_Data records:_
- - - -
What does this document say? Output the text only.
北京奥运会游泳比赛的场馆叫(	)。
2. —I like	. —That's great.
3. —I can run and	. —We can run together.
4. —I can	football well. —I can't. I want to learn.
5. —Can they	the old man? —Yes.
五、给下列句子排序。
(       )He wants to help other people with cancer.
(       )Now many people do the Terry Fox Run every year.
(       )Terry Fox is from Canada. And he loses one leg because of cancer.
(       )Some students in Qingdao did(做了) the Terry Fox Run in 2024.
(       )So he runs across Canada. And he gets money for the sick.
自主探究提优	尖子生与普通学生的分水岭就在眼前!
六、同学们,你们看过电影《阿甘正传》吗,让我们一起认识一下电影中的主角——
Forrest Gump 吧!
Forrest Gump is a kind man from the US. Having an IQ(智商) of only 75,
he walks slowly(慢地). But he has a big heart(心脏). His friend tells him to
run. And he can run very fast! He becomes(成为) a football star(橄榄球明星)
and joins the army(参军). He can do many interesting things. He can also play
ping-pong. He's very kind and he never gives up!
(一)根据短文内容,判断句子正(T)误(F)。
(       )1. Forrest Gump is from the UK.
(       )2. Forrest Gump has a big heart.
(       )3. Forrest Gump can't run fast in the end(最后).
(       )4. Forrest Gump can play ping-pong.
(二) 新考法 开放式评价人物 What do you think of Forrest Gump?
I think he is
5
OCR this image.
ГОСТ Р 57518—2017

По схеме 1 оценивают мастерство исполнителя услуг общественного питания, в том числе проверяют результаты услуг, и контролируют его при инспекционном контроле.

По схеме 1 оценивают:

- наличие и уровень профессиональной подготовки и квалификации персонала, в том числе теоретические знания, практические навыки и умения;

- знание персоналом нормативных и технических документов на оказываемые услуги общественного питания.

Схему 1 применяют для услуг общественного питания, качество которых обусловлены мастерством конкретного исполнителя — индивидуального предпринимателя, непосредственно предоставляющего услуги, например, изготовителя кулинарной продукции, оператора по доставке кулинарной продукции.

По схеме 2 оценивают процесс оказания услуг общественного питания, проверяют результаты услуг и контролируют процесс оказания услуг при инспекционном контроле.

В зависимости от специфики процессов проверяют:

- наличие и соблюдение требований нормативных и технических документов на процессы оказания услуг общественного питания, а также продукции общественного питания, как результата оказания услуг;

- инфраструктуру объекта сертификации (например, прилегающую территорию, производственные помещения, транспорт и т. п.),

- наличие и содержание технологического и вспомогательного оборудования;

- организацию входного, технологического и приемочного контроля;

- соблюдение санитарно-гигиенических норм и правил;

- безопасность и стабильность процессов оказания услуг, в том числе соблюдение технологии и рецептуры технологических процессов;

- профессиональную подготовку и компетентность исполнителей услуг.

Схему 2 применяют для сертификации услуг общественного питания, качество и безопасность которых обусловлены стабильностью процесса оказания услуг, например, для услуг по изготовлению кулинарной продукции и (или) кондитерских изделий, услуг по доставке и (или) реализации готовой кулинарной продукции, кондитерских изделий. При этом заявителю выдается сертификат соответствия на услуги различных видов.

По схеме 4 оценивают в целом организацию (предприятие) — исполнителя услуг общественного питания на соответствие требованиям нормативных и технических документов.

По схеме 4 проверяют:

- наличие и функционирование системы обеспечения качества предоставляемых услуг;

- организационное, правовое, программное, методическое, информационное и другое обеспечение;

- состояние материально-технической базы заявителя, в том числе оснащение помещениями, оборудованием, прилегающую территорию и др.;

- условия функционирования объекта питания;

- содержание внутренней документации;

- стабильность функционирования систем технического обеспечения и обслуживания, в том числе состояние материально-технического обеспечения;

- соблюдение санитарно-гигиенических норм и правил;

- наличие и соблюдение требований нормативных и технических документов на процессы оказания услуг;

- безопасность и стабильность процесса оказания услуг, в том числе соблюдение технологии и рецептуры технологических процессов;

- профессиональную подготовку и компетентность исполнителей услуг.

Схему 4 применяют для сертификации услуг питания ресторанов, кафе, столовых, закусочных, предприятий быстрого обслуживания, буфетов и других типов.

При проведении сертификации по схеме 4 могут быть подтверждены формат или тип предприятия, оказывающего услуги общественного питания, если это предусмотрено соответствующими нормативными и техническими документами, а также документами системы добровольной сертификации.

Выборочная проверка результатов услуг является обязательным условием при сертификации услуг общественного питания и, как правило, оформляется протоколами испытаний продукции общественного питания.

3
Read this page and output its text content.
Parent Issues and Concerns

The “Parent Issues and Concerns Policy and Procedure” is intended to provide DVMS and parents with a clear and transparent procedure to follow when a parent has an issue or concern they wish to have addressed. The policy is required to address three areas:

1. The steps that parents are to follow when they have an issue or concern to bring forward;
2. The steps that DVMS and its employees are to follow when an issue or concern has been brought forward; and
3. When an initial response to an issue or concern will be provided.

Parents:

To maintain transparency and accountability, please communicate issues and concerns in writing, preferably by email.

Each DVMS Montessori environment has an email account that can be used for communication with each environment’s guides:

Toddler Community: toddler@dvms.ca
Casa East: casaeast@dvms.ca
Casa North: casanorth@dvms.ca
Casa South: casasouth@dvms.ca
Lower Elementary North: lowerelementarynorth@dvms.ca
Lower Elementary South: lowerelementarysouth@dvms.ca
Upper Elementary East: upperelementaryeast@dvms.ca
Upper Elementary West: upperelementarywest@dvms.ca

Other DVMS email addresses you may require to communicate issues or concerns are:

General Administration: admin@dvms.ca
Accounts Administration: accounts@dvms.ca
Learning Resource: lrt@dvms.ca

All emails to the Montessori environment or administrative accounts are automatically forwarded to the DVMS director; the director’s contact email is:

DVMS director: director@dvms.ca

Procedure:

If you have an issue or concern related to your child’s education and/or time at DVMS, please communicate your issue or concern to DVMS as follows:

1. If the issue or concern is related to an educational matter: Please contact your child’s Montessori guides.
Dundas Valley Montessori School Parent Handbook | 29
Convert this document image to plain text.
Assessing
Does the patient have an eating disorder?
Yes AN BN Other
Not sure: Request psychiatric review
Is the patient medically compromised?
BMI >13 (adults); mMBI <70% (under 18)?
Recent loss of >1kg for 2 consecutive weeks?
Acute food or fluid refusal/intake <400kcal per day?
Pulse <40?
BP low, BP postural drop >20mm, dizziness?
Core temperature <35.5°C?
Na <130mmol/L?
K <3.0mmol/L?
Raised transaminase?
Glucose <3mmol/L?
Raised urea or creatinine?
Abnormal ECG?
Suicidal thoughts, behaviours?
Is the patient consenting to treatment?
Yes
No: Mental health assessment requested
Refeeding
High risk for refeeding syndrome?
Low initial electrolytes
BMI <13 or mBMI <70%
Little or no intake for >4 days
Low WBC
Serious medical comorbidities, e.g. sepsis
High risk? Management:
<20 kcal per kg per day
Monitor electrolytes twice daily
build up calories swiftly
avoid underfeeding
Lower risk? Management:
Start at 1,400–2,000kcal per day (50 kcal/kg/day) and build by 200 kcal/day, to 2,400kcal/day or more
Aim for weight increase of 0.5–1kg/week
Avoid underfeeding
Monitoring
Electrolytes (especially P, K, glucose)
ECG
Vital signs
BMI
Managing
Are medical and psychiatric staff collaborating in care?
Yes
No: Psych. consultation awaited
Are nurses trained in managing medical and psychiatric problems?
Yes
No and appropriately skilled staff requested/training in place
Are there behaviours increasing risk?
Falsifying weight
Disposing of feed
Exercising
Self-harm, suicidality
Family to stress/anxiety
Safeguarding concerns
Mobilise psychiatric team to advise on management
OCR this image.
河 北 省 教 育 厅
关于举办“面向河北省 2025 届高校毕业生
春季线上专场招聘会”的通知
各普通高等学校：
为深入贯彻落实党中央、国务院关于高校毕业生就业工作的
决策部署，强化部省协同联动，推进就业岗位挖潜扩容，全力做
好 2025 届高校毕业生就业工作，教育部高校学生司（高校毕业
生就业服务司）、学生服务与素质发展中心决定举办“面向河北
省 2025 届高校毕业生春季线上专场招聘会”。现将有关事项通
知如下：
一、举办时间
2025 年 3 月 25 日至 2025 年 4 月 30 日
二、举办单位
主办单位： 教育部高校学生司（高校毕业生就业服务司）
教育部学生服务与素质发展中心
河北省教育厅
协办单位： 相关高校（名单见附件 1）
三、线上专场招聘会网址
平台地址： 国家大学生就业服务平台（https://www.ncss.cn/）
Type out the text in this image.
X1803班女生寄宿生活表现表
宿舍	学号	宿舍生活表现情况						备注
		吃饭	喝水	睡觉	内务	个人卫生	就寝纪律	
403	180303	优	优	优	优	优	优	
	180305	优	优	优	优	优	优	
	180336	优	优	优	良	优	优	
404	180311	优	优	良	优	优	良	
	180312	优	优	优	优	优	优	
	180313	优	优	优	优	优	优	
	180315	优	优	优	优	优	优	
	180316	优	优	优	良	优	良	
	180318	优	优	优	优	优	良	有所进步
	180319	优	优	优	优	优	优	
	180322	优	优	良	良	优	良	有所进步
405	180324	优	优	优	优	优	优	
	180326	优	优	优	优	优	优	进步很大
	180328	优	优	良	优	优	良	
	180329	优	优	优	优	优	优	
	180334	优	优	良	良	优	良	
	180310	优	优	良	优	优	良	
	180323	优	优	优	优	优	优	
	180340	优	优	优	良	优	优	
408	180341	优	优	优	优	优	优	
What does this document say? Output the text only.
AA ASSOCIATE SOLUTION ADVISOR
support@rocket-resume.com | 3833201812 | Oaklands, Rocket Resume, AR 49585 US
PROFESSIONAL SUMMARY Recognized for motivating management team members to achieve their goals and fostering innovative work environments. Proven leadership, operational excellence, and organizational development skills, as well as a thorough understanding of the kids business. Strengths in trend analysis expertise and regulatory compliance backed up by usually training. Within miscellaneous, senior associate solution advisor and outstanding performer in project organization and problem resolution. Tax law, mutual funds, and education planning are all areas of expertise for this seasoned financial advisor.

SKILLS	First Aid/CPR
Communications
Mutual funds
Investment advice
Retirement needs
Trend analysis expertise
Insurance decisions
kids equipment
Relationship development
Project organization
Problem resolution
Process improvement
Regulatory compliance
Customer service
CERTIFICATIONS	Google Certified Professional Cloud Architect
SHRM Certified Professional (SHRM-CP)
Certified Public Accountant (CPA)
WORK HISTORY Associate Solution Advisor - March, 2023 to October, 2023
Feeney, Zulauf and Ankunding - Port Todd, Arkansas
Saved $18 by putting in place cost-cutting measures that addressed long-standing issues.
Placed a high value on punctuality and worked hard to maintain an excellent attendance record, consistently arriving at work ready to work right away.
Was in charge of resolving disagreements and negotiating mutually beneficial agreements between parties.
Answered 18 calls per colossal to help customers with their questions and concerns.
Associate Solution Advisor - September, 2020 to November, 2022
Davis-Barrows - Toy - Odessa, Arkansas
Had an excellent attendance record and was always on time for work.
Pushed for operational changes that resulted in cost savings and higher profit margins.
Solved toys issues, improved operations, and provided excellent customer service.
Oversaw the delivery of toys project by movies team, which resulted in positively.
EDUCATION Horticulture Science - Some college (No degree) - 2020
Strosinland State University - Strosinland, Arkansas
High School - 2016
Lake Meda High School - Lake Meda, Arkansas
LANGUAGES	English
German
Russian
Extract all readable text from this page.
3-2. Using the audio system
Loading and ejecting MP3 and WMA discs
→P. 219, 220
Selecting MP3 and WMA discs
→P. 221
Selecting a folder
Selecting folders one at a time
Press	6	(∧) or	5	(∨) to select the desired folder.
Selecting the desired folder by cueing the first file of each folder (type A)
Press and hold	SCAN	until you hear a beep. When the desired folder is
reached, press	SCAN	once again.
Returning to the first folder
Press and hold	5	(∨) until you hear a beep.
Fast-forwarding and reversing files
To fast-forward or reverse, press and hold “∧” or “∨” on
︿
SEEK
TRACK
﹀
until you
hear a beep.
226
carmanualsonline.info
- - - -
_Problem to solve:_
Return all the lines that contain the string "email".

_Output for this exercise:_
To maintain transparency and accountability, please communicate issues and concerns in writing, preferably by email.
Each DVMS Montessori environment has an email account that can be used for communication with each environment’s guides:
Other DVMS email addresses you may require to communicate issues or concerns are:
All emails to the Montessori environment or administrative accounts are automatically forwarded to the DVMS director; the director’s contact email is:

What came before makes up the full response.